Collected data:
- - -
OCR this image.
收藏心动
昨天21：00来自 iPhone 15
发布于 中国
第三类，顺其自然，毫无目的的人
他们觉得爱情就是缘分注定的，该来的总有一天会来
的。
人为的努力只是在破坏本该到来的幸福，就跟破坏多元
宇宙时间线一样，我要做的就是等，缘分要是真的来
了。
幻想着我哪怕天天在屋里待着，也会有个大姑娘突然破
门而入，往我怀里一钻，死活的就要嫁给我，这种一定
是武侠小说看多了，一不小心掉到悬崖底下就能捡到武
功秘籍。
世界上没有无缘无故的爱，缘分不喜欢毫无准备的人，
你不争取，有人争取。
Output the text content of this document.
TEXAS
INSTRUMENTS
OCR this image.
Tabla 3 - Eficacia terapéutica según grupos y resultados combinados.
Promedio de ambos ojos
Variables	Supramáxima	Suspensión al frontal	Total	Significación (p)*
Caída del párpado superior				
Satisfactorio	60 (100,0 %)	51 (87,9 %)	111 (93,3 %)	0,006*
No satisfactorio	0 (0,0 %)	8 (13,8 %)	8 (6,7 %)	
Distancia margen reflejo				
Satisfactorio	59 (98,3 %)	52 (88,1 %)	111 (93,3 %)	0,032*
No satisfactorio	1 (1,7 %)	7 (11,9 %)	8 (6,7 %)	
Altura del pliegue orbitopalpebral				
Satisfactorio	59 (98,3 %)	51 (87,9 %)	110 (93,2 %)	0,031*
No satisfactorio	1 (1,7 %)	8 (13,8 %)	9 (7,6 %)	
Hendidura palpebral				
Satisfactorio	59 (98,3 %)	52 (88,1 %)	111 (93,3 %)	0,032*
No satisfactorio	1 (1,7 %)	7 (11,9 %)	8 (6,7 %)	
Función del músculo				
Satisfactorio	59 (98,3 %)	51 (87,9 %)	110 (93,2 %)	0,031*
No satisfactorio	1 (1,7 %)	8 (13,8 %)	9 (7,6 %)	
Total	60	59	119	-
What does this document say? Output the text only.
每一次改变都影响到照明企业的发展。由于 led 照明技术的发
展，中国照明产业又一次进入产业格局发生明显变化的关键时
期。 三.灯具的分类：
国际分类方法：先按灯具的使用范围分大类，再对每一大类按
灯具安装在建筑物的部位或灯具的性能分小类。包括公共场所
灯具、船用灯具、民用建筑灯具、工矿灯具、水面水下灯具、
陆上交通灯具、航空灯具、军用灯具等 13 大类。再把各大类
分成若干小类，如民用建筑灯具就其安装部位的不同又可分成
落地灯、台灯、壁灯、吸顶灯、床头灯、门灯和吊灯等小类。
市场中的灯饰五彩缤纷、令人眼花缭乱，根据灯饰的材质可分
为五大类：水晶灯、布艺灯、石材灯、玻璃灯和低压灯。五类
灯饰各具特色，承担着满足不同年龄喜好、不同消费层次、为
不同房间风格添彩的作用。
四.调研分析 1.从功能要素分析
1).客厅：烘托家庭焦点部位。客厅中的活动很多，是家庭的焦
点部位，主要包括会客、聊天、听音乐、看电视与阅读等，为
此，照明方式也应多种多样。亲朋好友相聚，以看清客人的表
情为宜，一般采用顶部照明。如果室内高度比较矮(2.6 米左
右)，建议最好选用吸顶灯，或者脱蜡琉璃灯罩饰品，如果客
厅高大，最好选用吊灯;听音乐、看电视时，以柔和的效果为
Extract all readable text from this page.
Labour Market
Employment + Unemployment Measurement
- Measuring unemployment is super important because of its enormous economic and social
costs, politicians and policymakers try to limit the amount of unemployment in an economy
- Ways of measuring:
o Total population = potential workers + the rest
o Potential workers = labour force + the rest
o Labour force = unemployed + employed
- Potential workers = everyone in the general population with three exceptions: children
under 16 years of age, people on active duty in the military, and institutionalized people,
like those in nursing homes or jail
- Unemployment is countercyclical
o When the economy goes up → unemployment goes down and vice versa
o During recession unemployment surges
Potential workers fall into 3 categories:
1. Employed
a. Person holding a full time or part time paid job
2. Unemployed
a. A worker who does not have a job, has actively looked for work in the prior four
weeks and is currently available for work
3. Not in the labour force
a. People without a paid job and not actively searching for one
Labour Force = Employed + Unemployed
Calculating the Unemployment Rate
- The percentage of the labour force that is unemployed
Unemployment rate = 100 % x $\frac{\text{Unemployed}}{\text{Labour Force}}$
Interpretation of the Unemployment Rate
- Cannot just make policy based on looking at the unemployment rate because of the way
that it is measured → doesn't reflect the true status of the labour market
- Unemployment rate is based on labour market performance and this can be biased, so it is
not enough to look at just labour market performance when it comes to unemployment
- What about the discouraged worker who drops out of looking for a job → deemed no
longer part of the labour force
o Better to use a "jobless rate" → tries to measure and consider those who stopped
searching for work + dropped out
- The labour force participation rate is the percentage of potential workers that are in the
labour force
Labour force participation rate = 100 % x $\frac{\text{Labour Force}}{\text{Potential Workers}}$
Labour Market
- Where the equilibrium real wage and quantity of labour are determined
- - -
◆ **OBJECTIVE**: Return all lines containing "participation".

◆ **EXERCISE RESULT**:
- The labour force participation rate is the percentage of potential workers that are in the
Labour force participation rate = 100 % x $\frac{\text{Labour Force}}{\text{Potential Workers}}$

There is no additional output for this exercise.